WHAT IS REQUIRED >> What lines of the data hold the string "Have"? Pull each one out.

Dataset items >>
---------------
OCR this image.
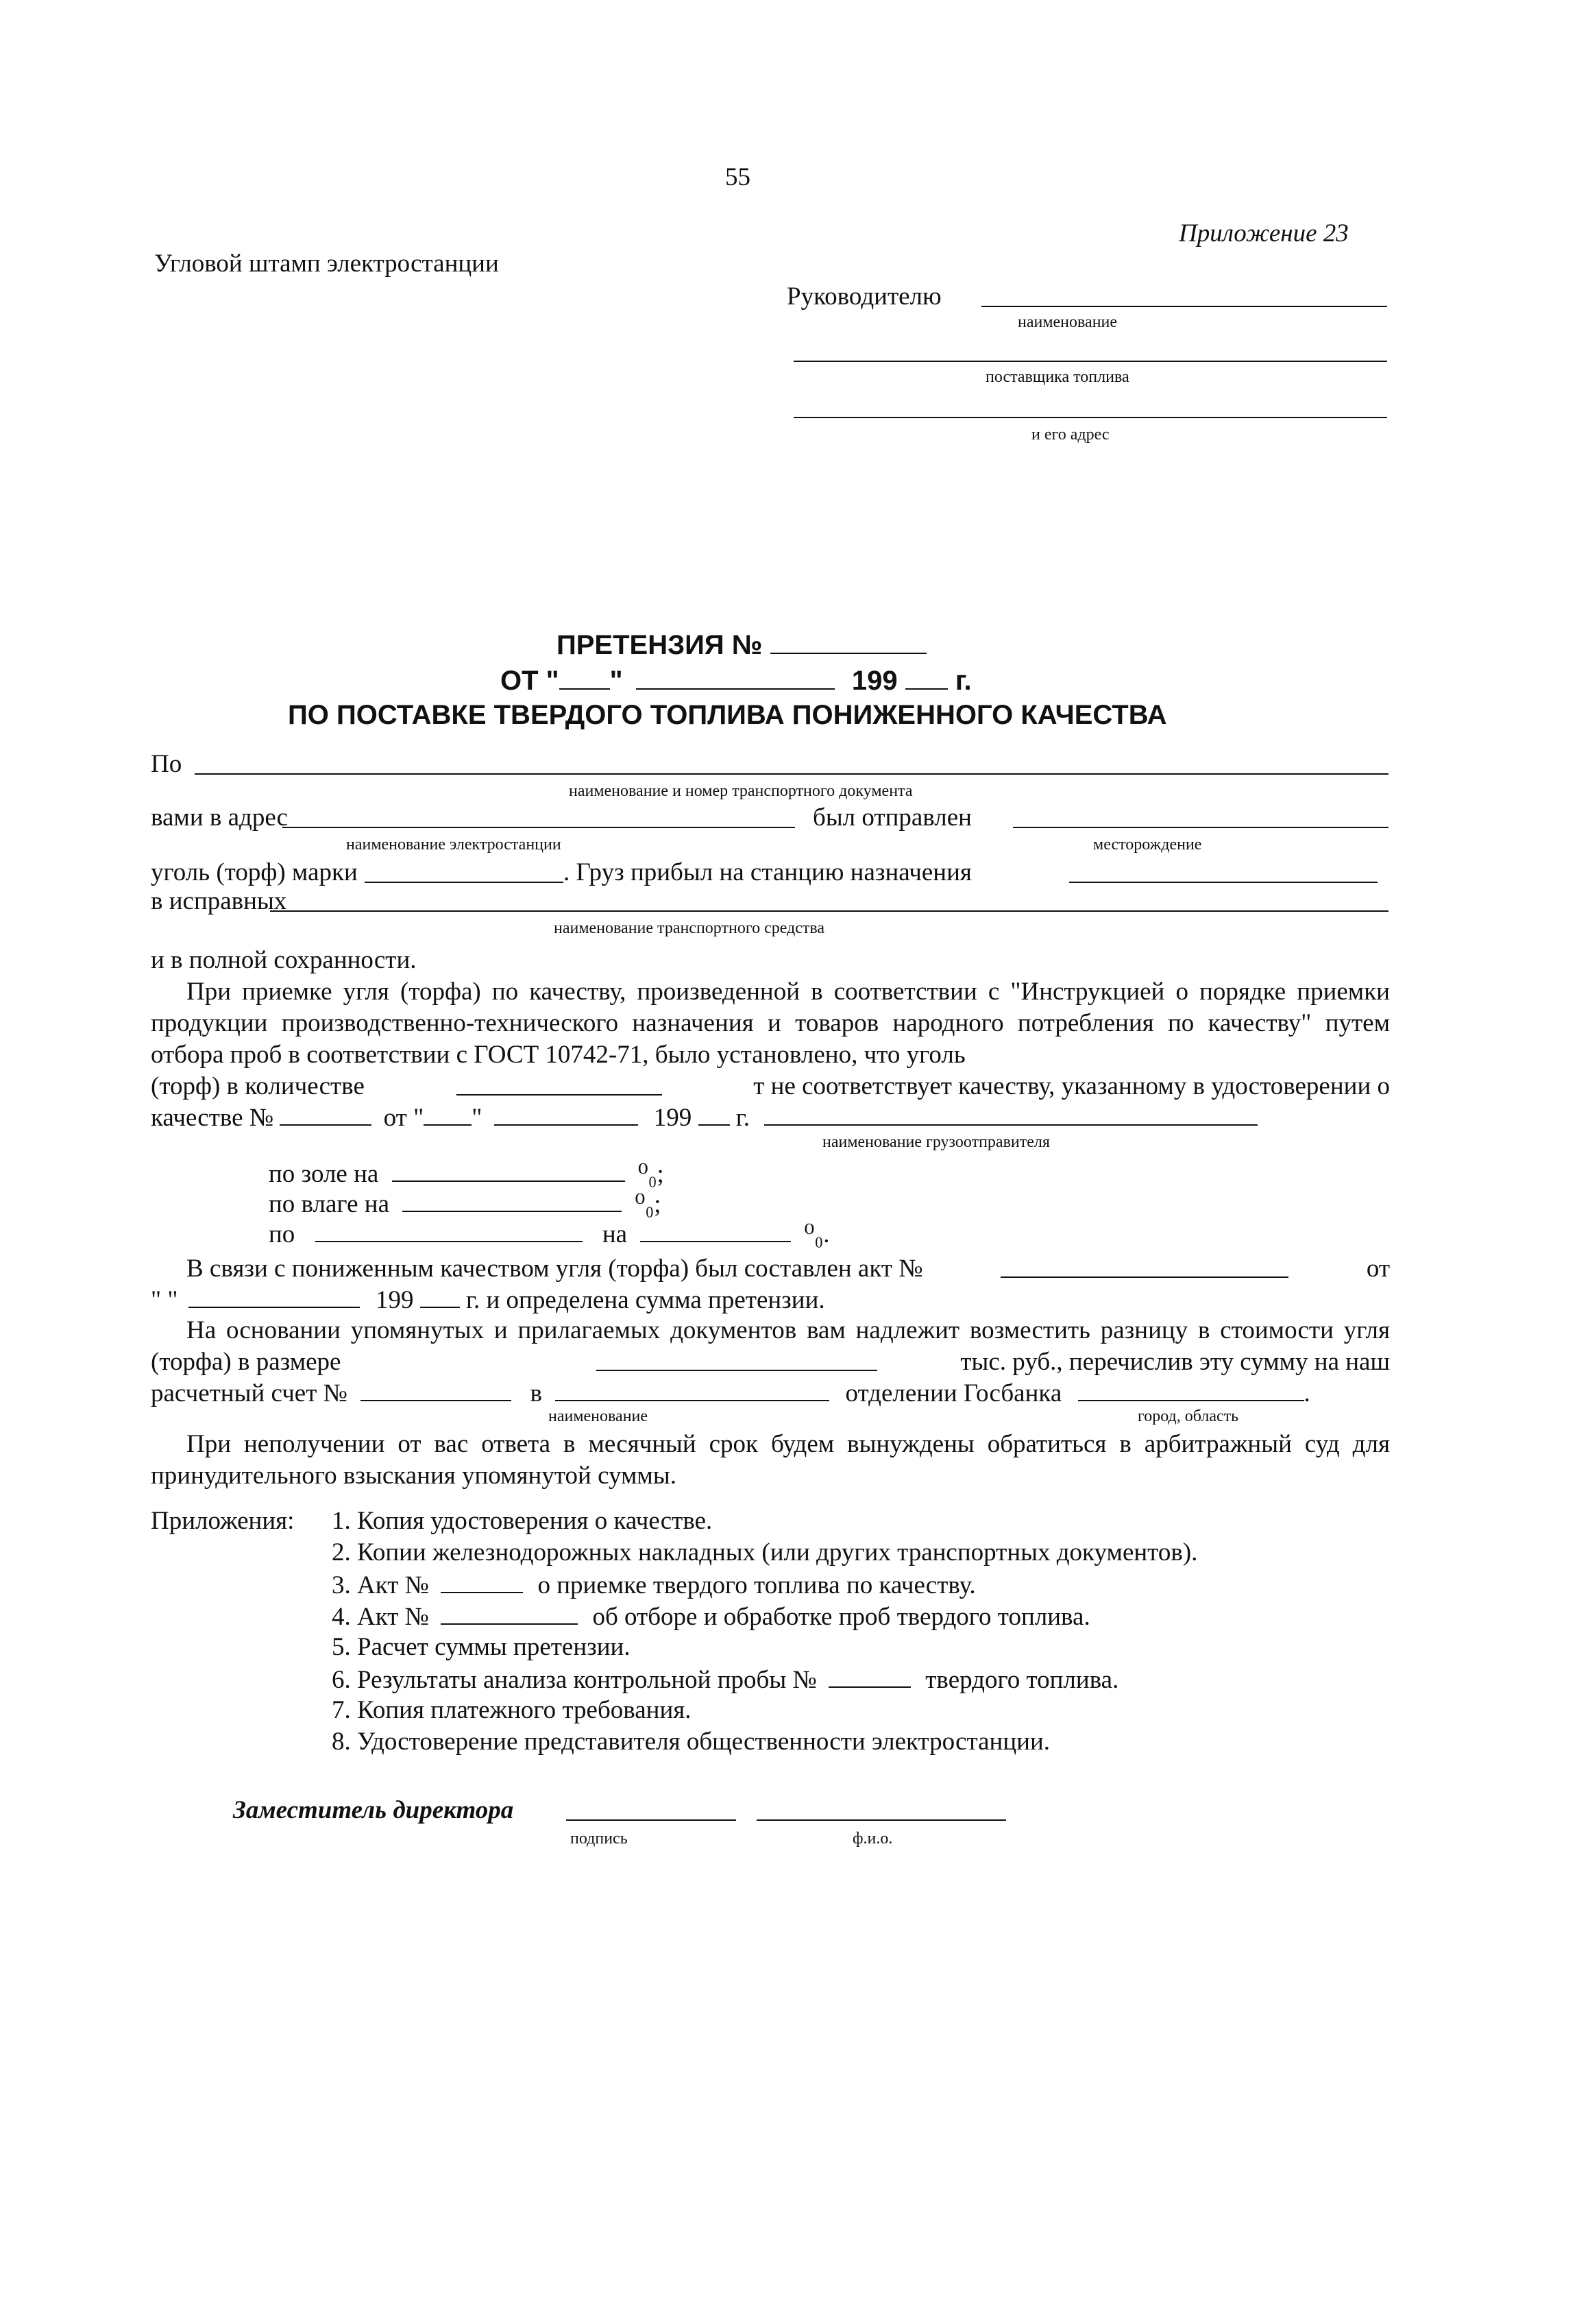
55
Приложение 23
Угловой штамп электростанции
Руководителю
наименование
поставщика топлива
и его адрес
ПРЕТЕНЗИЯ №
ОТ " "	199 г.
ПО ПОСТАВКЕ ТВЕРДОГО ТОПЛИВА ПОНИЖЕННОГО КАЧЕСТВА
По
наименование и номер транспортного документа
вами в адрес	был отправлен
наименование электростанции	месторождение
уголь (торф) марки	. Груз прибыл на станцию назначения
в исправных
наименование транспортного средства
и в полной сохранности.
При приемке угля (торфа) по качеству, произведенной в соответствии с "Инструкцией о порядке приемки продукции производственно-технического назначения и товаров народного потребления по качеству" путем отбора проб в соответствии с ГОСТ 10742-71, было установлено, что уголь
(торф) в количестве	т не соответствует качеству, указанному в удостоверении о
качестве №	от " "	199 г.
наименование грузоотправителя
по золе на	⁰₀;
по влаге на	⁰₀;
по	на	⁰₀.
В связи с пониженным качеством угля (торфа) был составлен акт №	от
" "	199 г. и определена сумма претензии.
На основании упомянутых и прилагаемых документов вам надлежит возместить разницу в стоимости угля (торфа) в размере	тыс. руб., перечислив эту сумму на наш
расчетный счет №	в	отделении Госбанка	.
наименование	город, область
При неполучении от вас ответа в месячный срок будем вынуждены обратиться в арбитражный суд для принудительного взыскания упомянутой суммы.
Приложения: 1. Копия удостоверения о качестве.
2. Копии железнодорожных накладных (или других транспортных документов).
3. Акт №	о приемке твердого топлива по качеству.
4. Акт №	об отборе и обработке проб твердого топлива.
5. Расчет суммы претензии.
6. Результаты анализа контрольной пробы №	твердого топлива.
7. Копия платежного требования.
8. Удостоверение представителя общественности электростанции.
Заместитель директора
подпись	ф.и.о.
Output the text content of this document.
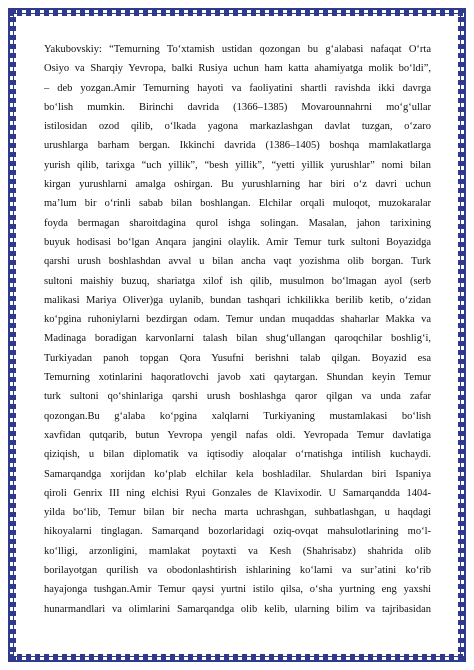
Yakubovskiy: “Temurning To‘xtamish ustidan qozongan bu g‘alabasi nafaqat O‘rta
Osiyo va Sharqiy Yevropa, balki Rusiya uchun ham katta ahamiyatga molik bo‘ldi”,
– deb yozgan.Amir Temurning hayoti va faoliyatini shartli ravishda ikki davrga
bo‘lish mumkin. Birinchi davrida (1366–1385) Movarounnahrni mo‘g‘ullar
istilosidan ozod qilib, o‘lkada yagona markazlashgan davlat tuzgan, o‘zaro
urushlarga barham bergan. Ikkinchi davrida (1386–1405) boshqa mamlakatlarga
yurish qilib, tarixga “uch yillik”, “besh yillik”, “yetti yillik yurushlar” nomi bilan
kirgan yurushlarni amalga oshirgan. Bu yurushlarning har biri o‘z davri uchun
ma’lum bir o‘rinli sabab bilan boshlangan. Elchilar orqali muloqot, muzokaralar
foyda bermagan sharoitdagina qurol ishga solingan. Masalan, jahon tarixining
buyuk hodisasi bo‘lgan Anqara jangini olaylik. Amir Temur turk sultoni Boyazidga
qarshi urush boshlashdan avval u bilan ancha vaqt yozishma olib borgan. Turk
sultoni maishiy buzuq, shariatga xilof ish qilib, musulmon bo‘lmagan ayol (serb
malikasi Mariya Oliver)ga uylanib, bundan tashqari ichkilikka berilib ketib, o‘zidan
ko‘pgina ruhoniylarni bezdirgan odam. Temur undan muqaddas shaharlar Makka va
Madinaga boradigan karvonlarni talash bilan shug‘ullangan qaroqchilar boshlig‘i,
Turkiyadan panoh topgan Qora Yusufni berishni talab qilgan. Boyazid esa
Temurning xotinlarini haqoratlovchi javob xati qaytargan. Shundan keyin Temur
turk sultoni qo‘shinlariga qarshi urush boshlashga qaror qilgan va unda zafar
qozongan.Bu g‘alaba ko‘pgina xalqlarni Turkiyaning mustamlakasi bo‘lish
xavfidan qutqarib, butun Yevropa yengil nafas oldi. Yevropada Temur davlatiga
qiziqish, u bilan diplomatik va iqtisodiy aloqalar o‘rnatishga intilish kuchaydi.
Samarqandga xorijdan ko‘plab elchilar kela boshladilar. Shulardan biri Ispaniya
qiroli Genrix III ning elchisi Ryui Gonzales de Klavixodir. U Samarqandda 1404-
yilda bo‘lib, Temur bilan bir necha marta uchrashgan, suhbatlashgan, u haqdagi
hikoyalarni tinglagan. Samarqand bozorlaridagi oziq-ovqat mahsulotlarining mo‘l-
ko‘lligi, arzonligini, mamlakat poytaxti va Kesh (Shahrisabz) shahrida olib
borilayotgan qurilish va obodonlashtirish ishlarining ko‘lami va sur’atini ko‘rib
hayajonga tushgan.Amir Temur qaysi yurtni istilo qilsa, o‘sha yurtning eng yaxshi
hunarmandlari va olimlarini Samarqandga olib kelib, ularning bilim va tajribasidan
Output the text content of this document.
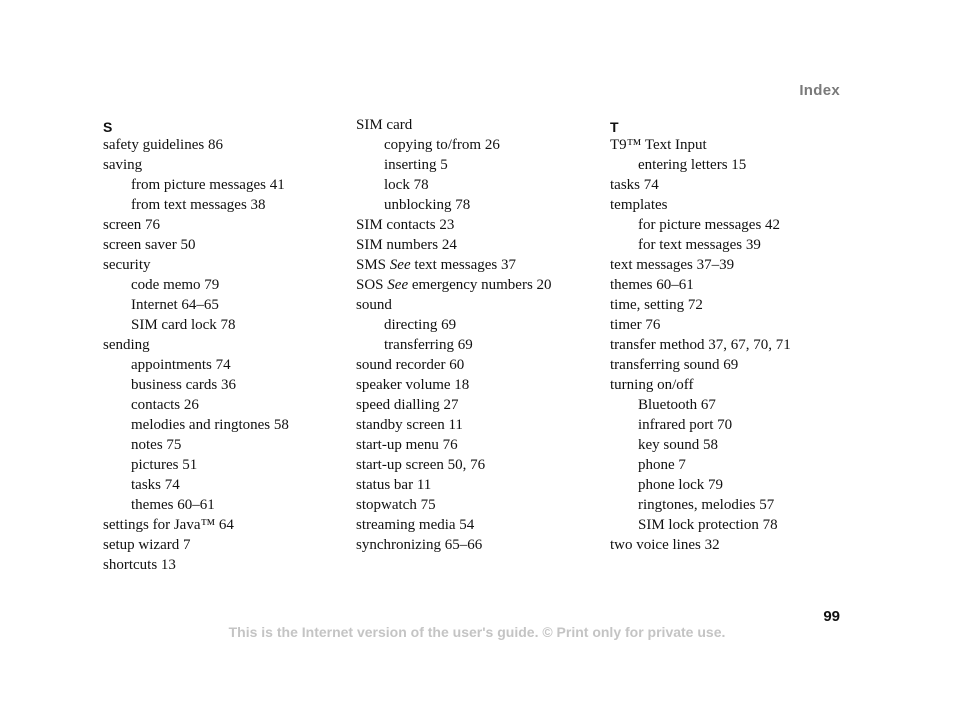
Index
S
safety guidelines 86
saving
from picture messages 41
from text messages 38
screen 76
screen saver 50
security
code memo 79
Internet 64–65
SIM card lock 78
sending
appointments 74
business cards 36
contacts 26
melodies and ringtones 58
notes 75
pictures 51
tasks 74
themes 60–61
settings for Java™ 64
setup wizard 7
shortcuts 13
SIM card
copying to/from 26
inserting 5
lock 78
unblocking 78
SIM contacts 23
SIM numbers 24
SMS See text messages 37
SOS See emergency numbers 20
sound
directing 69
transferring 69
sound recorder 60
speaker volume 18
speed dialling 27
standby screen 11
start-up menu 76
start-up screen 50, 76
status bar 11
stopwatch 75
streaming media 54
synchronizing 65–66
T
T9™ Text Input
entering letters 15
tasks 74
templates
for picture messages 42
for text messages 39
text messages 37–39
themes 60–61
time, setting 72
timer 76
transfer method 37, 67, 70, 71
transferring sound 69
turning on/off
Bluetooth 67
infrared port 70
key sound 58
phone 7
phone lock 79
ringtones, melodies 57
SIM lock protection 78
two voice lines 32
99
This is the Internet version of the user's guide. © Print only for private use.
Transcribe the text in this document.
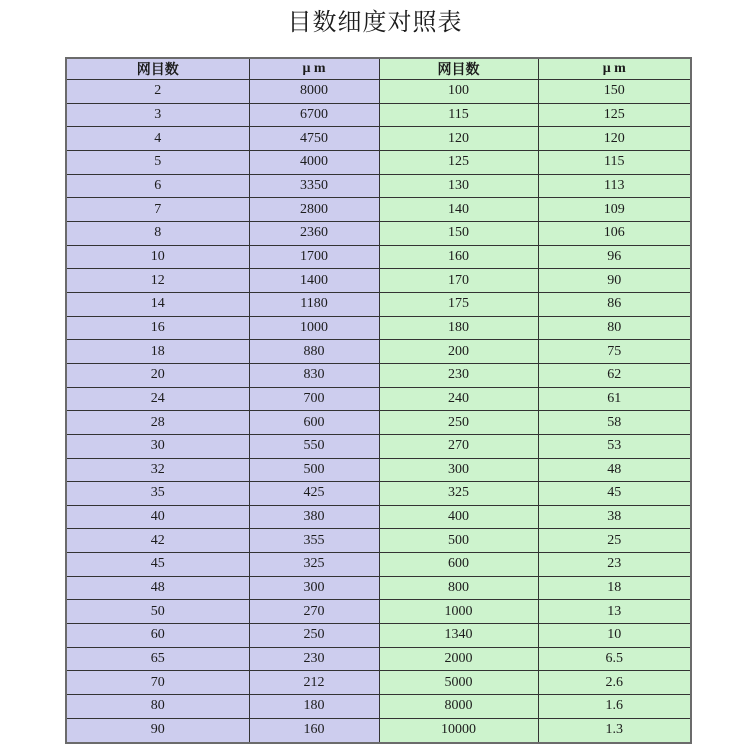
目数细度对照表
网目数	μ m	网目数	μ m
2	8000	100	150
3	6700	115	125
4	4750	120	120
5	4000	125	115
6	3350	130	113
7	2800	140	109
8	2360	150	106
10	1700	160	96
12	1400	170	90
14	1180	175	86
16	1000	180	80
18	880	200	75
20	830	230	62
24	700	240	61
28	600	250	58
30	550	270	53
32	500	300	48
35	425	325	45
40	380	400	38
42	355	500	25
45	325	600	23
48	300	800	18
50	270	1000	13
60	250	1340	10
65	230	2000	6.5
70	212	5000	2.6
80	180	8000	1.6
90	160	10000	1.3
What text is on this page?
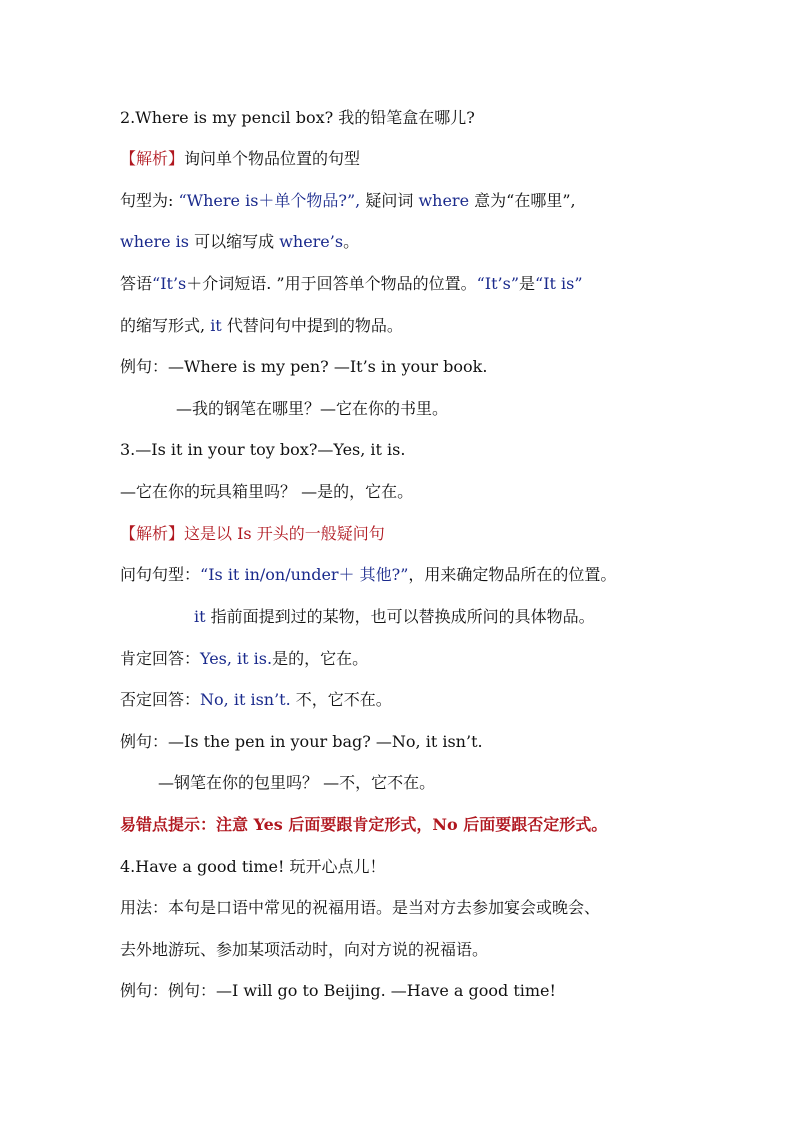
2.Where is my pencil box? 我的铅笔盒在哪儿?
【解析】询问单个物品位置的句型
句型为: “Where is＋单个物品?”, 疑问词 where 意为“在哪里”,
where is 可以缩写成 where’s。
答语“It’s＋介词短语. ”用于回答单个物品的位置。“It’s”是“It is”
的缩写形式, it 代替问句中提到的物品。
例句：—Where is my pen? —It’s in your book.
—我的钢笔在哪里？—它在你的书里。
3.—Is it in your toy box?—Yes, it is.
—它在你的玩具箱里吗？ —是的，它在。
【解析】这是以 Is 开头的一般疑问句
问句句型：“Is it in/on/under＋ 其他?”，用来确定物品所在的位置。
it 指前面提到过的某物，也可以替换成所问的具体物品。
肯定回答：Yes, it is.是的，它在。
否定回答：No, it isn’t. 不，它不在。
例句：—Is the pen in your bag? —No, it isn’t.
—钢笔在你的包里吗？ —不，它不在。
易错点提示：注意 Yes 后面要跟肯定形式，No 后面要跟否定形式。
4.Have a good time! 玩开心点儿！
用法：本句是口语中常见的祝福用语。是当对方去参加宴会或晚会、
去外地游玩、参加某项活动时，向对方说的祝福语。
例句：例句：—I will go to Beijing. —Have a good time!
---------------
RESPONSE TO THE TASK >>
4.Have a good time! 玩开心点儿！
例句：例句：—I will go to Beijing. —Have a good time!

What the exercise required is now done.